Records excerpted from a collection
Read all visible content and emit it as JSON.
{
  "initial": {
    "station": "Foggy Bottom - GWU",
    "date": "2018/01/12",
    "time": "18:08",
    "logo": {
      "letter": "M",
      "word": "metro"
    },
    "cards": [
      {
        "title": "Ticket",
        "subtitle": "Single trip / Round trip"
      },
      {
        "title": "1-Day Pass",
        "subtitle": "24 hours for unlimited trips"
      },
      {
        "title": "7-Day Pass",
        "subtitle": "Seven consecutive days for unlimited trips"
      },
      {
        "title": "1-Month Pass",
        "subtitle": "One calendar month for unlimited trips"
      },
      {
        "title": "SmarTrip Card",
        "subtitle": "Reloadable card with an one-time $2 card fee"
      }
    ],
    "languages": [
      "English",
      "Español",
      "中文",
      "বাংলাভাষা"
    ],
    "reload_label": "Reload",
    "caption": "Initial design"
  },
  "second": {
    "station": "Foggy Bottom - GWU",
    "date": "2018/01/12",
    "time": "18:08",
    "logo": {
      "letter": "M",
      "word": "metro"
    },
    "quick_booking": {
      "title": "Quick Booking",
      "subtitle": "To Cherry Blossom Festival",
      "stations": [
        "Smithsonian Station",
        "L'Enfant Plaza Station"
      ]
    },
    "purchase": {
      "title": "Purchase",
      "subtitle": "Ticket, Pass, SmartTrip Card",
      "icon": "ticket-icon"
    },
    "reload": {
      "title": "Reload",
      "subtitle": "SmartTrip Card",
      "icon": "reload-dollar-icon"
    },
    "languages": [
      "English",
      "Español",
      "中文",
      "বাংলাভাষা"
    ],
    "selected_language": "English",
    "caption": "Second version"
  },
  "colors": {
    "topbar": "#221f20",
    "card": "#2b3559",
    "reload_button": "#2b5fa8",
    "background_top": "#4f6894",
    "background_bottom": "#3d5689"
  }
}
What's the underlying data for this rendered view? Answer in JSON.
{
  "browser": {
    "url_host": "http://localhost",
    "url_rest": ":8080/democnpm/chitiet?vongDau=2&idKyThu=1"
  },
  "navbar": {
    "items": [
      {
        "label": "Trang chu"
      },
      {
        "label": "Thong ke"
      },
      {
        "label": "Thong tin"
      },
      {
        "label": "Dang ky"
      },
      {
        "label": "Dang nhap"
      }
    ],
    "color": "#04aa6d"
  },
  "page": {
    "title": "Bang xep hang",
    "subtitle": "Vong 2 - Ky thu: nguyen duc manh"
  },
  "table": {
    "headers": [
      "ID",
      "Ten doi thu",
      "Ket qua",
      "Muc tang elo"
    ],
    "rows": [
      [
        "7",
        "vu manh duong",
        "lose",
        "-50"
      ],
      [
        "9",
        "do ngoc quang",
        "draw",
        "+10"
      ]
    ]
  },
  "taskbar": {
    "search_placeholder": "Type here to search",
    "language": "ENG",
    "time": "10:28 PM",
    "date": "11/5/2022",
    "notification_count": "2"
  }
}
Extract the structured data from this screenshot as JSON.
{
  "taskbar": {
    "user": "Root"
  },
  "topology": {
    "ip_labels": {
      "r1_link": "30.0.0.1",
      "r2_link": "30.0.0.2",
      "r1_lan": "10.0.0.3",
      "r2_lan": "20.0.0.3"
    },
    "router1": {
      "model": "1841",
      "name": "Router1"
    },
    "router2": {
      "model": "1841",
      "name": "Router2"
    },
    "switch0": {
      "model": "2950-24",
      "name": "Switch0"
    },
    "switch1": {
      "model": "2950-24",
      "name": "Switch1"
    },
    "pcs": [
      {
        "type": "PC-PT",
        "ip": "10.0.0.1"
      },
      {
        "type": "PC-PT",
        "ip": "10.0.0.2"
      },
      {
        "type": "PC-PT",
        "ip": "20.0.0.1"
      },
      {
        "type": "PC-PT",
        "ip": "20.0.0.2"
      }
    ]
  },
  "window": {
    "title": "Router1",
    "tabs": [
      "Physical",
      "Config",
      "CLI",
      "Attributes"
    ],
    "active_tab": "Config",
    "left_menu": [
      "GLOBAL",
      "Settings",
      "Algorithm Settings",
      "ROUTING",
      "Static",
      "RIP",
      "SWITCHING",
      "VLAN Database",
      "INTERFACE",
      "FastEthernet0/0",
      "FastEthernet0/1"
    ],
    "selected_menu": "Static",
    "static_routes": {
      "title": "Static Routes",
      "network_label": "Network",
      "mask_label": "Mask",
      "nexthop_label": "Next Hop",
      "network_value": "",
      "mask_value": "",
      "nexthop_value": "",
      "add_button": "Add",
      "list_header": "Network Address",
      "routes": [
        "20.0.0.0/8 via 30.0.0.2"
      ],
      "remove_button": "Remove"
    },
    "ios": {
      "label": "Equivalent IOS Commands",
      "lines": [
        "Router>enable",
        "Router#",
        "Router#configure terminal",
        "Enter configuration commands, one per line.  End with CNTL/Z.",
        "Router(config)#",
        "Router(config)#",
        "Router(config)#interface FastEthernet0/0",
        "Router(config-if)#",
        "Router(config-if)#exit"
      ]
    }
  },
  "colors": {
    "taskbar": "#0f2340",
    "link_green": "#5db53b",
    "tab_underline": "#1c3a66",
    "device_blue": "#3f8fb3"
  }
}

What the task asks. Repeat the records exactly, including every line.

Response.
Read all visible content and emit it as JSON.
{
  "initial": {
    "station": "Foggy Bottom - GWU",
    "date": "2018/01/12",
    "time": "18:08",
    "logo": {
      "letter": "M",
      "word": "metro"
    },
    "cards": [
      {
        "title": "Ticket",
        "subtitle": "Single trip / Round trip"
      },
      {
        "title": "1-Day Pass",
        "subtitle": "24 hours for unlimited trips"
      },
      {
        "title": "7-Day Pass",
        "subtitle": "Seven consecutive days for unlimited trips"
      },
      {
        "title": "1-Month Pass",
        "subtitle": "One calendar month for unlimited trips"
      },
      {
        "title": "SmarTrip Card",
        "subtitle": "Reloadable card with an one-time $2 card fee"
      }
    ],
    "languages": [
      "English",
      "Español",
      "中文",
      "বাংলাভাষা"
    ],
    "reload_label": "Reload",
    "caption": "Initial design"
  },
  "second": {
    "station": "Foggy Bottom - GWU",
    "date": "2018/01/12",
    "time": "18:08",
    "logo": {
      "letter": "M",
      "word": "metro"
    },
    "quick_booking": {
      "title": "Quick Booking",
      "subtitle": "To Cherry Blossom Festival",
      "stations": [
        "Smithsonian Station",
        "L'Enfant Plaza Station"
      ]
    },
    "purchase": {
      "title": "Purchase",
      "subtitle": "Ticket, Pass, SmartTrip Card",
      "icon": "ticket-icon"
    },
    "reload": {
      "title": "Reload",
      "subtitle": "SmartTrip Card",
      "icon": "reload-dollar-icon"
    },
    "languages": [
      "English",
      "Español",
      "中文",
      "বাংলাভাষা"
    ],
    "selected_language": "English",
    "caption": "Second version"
  },
  "colors": {
    "topbar": "#221f20",
    "card": "#2b3559",
    "reload_button": "#2b5fa8",
    "background_top": "#4f6894",
    "background_bottom": "#3d5689"
  }
}
What's the underlying data for this rendered view? Answer in JSON.
{
  "browser": {
    "url_host": "http://localhost",
    "url_rest": ":8080/democnpm/chitiet?vongDau=2&idKyThu=1"
  },
  "navbar": {
    "items": [
      {
        "label": "Trang chu"
      },
      {
        "label": "Thong ke"
      },
      {
        "label": "Thong tin"
      },
      {
        "label": "Dang ky"
      },
      {
        "label": "Dang nhap"
      }
    ],
    "color": "#04aa6d"
  },
  "page": {
    "title": "Bang xep hang",
    "subtitle": "Vong 2 - Ky thu: nguyen duc manh"
  },
  "table": {
    "headers": [
      "ID",
      "Ten doi thu",
      "Ket qua",
      "Muc tang elo"
    ],
    "rows": [
      [
        "7",
        "vu manh duong",
        "lose",
        "-50"
      ],
      [
        "9",
        "do ngoc quang",
        "draw",
        "+10"
      ]
    ]
  },
  "taskbar": {
    "search_placeholder": "Type here to search",
    "language": "ENG",
    "time": "10:28 PM",
    "date": "11/5/2022",
    "notification_count": "2"
  }
}
Extract the structured data from this screenshot as JSON.
{
  "taskbar": {
    "user": "Root"
  },
  "topology": {
    "ip_labels": {
      "r1_link": "30.0.0.1",
      "r2_link": "30.0.0.2",
      "r1_lan": "10.0.0.3",
      "r2_lan": "20.0.0.3"
    },
    "router1": {
      "model": "1841",
      "name": "Router1"
    },
    "router2": {
      "model": "1841",
      "name": "Router2"
    },
    "switch0": {
      "model": "2950-24",
      "name": "Switch0"
    },
    "switch1": {
      "model": "2950-24",
      "name": "Switch1"
    },
    "pcs": [
      {
        "type": "PC-PT",
        "ip": "10.0.0.1"
      },
      {
        "type": "PC-PT",
        "ip": "10.0.0.2"
      },
      {
        "type": "PC-PT",
        "ip": "20.0.0.1"
      },
      {
        "type": "PC-PT",
        "ip": "20.0.0.2"
      }
    ]
  },
  "window": {
    "title": "Router1",
    "tabs": [
      "Physical",
      "Config",
      "CLI",
      "Attributes"
    ],
    "active_tab": "Config",
    "left_menu": [
      "GLOBAL",
      "Settings",
      "Algorithm Settings",
      "ROUTING",
      "Static",
      "RIP",
      "SWITCHING",
      "VLAN Database",
      "INTERFACE",
      "FastEthernet0/0",
      "FastEthernet0/1"
    ],
    "selected_menu": "Static",
    "static_routes": {
      "title": "Static Routes",
      "network_label": "Network",
      "mask_label": "Mask",
      "nexthop_label": "Next Hop",
      "network_value": "",
      "mask_value": "",
      "nexthop_value": "",
      "add_button": "Add",
      "list_header": "Network Address",
      "routes": [
        "20.0.0.0/8 via 30.0.0.2"
      ],
      "remove_button": "Remove"
    },
    "ios": {
      "label": "Equivalent IOS Commands",
      "lines": [
        "Router>enable",
        "Router#",
        "Router#configure terminal",
        "Enter configuration commands, one per line.  End with CNTL/Z.",
        "Router(config)#",
        "Router(config)#",
        "Router(config)#interface FastEthernet0/0",
        "Router(config-if)#",
        "Router(config-if)#exit"
      ]
    }
  },
  "colors": {
    "taskbar": "#0f2340",
    "link_green": "#5db53b",
    "tab_underline": "#1c3a66",
    "device_blue": "#3f8fb3"
  }
}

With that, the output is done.